***** Listed entries *****

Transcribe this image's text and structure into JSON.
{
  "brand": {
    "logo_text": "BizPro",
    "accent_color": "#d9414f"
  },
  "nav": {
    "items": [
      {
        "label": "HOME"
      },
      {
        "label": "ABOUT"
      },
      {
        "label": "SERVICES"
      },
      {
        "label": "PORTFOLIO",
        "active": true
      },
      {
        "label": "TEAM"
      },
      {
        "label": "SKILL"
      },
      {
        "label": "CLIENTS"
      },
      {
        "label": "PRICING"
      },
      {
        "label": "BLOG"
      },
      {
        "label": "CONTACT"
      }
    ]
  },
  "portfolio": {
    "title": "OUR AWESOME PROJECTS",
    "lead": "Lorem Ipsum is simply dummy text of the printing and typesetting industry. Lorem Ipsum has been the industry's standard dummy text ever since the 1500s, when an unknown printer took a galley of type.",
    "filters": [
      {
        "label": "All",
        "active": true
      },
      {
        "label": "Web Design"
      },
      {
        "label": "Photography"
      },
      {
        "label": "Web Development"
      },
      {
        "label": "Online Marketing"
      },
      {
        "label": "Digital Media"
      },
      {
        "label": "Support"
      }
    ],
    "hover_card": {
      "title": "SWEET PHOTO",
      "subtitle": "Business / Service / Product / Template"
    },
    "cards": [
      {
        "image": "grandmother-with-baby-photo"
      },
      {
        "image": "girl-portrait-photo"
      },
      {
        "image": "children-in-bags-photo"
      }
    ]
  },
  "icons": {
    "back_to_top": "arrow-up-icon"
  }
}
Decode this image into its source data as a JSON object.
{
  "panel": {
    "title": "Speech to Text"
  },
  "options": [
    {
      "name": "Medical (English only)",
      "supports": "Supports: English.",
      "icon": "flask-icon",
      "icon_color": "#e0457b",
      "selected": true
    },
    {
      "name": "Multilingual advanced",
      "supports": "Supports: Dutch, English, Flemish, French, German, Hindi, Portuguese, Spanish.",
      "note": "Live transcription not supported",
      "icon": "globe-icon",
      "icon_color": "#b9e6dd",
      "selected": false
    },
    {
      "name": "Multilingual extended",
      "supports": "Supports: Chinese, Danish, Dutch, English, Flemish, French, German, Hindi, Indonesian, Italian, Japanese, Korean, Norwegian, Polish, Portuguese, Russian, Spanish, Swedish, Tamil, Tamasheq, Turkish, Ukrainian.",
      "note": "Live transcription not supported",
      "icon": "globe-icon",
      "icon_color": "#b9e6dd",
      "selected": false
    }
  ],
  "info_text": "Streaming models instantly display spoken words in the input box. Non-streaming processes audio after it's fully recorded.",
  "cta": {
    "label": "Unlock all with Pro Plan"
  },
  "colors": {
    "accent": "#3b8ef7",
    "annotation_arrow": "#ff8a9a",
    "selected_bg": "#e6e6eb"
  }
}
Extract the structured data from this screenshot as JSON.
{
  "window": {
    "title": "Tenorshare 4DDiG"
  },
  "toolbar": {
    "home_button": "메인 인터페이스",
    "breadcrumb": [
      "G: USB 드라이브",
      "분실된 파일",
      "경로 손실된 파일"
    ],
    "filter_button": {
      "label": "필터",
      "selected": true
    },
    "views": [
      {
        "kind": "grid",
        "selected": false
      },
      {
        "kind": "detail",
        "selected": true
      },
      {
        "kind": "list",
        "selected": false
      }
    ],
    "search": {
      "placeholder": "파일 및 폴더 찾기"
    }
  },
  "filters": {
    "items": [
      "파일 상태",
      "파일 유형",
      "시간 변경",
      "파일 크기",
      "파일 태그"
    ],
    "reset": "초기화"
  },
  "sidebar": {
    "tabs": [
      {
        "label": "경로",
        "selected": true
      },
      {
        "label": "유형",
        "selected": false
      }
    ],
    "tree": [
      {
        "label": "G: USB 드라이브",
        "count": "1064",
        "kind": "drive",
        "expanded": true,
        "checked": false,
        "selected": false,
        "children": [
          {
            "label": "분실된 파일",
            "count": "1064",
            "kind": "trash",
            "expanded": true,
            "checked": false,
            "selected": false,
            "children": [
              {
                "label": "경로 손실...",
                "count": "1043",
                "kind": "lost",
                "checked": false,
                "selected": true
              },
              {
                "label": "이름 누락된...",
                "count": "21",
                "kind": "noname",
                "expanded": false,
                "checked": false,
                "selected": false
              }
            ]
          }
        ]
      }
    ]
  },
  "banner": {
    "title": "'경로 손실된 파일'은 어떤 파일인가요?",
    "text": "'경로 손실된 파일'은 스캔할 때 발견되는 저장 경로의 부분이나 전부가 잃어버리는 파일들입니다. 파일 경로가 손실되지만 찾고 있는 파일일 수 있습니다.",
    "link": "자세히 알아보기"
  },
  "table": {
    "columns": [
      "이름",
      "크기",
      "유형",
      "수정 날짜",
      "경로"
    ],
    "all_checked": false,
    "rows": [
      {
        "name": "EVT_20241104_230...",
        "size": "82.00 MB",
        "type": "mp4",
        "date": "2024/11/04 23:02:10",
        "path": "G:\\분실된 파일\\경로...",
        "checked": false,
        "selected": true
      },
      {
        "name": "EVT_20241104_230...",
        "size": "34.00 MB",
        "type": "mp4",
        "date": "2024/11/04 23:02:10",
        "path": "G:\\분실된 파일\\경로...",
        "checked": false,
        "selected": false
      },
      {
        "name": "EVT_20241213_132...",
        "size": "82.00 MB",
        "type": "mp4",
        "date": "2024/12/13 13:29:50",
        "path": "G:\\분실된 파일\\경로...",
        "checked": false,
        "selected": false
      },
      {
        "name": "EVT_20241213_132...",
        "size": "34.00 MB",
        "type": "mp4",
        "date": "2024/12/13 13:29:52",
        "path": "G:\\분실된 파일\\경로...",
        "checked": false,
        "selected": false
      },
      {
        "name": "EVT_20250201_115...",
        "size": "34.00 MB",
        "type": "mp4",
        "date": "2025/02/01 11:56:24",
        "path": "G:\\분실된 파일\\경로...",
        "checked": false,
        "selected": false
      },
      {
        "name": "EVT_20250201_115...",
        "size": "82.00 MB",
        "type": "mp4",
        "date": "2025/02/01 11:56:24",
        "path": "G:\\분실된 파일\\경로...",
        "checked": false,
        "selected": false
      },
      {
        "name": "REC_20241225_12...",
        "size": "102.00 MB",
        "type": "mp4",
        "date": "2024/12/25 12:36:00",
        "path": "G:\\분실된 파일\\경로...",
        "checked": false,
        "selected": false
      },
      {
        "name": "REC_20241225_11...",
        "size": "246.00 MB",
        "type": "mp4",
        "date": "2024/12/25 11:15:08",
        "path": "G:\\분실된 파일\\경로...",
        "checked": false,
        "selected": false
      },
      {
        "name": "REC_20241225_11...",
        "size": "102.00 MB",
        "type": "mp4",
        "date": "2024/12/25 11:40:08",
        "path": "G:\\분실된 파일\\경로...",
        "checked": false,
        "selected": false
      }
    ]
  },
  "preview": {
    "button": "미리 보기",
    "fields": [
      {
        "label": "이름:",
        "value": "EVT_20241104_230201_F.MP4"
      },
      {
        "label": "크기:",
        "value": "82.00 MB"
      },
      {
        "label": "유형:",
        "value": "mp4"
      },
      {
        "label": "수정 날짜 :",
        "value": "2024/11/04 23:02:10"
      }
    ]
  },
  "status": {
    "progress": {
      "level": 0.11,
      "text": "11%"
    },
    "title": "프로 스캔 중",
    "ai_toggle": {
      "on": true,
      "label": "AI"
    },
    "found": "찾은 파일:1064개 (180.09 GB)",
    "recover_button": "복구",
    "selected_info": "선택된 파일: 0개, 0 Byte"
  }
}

*****

• What is expected: In the entries above, find every line with the word "kind" and list it.

• Result:
        "kind": "grid",
        "kind": "detail",
        "kind": "list",
        "kind": "drive",
            "kind": "trash",
                "kind": "lost",
                "kind": "noname",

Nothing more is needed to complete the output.